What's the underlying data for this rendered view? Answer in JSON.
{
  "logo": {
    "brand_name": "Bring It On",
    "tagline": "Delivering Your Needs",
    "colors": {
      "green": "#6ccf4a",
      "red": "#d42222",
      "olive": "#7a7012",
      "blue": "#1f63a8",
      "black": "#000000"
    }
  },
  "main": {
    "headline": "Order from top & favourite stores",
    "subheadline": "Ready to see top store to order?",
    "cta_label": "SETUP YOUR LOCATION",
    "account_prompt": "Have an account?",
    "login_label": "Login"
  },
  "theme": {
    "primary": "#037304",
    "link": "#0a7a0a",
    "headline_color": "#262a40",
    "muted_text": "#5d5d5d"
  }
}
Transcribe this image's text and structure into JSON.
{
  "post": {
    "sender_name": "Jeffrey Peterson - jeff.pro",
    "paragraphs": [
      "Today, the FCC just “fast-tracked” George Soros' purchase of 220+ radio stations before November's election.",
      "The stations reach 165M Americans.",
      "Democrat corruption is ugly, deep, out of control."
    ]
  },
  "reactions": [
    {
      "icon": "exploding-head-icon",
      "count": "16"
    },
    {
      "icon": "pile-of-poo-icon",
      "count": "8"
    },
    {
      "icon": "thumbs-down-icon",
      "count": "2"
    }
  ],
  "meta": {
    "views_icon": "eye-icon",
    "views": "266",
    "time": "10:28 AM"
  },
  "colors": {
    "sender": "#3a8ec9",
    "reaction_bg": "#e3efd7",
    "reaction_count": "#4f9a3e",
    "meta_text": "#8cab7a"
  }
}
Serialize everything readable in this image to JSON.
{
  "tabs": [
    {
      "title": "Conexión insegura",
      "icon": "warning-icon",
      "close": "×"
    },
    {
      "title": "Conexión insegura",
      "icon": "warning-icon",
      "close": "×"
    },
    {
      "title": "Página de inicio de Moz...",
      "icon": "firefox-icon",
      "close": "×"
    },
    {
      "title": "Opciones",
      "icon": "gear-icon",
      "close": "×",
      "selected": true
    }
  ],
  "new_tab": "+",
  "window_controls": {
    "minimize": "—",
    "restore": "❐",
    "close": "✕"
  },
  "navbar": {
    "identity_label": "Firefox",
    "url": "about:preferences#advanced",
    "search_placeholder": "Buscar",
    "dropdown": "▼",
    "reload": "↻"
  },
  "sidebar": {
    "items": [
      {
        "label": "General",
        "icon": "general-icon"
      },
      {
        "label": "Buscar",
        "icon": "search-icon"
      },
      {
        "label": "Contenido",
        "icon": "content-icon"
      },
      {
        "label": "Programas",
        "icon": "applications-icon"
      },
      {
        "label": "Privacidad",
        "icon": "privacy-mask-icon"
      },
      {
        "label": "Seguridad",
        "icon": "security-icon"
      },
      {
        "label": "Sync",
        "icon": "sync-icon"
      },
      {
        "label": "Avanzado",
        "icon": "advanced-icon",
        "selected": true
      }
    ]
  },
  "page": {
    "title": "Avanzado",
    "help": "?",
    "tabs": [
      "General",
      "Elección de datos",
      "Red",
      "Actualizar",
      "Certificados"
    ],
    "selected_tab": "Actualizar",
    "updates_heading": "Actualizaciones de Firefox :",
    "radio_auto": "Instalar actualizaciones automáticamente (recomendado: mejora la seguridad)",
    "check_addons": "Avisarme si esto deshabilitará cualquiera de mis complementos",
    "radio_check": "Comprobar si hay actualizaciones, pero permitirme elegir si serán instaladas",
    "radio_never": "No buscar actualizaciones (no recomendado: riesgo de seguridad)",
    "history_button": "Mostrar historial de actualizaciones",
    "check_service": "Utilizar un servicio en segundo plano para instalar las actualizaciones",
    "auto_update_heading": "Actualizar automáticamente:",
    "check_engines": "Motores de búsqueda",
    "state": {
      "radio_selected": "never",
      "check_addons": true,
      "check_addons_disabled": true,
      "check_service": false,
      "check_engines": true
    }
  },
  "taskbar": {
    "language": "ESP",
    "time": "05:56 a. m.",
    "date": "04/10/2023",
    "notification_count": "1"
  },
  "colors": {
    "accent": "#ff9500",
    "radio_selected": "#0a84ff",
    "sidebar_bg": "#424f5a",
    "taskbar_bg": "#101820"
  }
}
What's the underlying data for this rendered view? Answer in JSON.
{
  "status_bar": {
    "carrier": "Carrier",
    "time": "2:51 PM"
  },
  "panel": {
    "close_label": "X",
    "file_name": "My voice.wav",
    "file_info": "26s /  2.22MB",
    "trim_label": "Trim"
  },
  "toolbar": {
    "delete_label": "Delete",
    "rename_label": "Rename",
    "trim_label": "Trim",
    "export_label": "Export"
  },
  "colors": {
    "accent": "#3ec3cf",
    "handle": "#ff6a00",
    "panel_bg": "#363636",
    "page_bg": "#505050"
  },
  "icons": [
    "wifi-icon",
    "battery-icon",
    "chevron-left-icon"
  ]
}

- [Task brief]
Pick out each line containing the string "automáticamente" and copy it.

- [Response to this exercise]
    "radio_auto": "Instalar actualizaciones automáticamente (recomendado: mejora la seguridad)",
    "auto_update_heading": "Actualizar automáticamente:",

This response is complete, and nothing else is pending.